OBJECTIVE —
Go through the lines below. Copy those with "Sorensen".

RECORDS FOR THIS EXERCISE —
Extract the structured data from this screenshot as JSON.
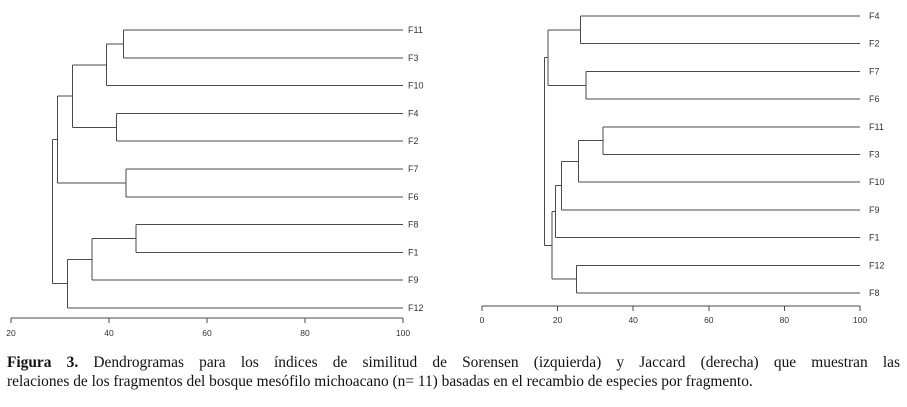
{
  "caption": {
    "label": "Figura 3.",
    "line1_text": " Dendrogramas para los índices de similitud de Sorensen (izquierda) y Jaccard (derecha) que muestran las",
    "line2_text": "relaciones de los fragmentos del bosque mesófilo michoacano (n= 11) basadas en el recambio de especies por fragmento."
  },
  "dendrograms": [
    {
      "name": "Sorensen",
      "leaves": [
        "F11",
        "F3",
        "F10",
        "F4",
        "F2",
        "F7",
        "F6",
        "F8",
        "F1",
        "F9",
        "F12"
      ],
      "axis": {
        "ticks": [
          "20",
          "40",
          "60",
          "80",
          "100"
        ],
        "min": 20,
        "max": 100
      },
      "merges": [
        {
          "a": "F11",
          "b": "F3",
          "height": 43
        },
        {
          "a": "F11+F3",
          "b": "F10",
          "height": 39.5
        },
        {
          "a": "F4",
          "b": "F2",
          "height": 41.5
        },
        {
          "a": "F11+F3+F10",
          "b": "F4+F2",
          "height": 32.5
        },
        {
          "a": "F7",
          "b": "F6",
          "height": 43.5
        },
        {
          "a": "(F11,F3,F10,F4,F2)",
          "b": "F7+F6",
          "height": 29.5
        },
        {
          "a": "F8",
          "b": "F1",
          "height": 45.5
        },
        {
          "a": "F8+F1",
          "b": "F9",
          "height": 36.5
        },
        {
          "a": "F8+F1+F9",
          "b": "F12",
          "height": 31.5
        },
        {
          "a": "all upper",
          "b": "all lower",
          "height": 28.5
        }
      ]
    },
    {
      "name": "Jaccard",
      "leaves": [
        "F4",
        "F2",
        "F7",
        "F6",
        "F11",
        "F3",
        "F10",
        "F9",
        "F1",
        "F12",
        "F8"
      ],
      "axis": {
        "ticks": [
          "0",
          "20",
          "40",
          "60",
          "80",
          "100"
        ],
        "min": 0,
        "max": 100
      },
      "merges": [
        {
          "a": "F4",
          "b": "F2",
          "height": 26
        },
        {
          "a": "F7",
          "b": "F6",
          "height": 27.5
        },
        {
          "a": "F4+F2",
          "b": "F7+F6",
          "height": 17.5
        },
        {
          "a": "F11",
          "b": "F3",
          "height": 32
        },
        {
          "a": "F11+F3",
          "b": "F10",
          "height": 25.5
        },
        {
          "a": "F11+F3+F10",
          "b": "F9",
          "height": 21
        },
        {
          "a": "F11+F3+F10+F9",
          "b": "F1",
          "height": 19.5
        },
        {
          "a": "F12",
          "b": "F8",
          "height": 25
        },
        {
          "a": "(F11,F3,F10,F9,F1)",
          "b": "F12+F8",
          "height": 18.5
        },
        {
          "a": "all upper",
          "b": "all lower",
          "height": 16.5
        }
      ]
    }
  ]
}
--
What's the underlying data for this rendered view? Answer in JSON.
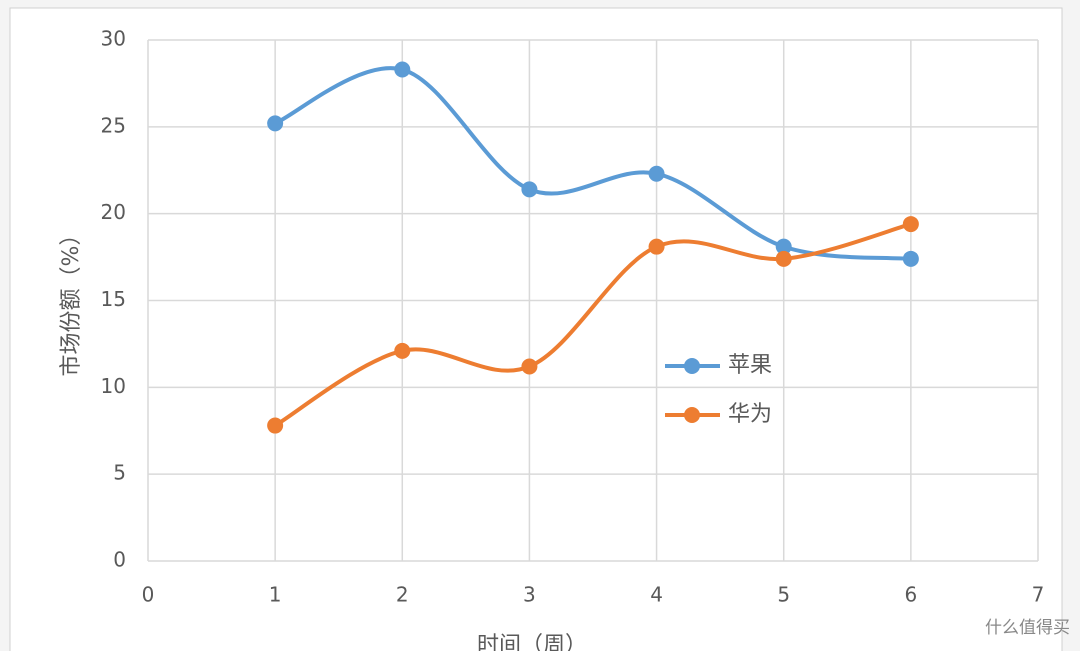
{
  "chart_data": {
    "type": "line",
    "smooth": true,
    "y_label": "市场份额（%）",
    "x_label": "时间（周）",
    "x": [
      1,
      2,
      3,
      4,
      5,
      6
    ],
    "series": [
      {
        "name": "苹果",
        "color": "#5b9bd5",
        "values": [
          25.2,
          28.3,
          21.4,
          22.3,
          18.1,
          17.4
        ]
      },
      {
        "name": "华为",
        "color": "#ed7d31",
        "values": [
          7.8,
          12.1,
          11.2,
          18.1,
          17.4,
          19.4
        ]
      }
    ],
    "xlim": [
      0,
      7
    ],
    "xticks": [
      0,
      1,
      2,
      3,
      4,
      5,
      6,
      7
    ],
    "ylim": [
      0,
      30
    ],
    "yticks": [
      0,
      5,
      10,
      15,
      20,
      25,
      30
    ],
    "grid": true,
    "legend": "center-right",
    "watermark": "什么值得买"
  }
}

TASK RESPONSE —
    "line1_text": " Dendrogramas para los índices de similitud de Sorensen (izquierda) y Jaccard (derecha) que muestran las",
      "name": "Sorensen",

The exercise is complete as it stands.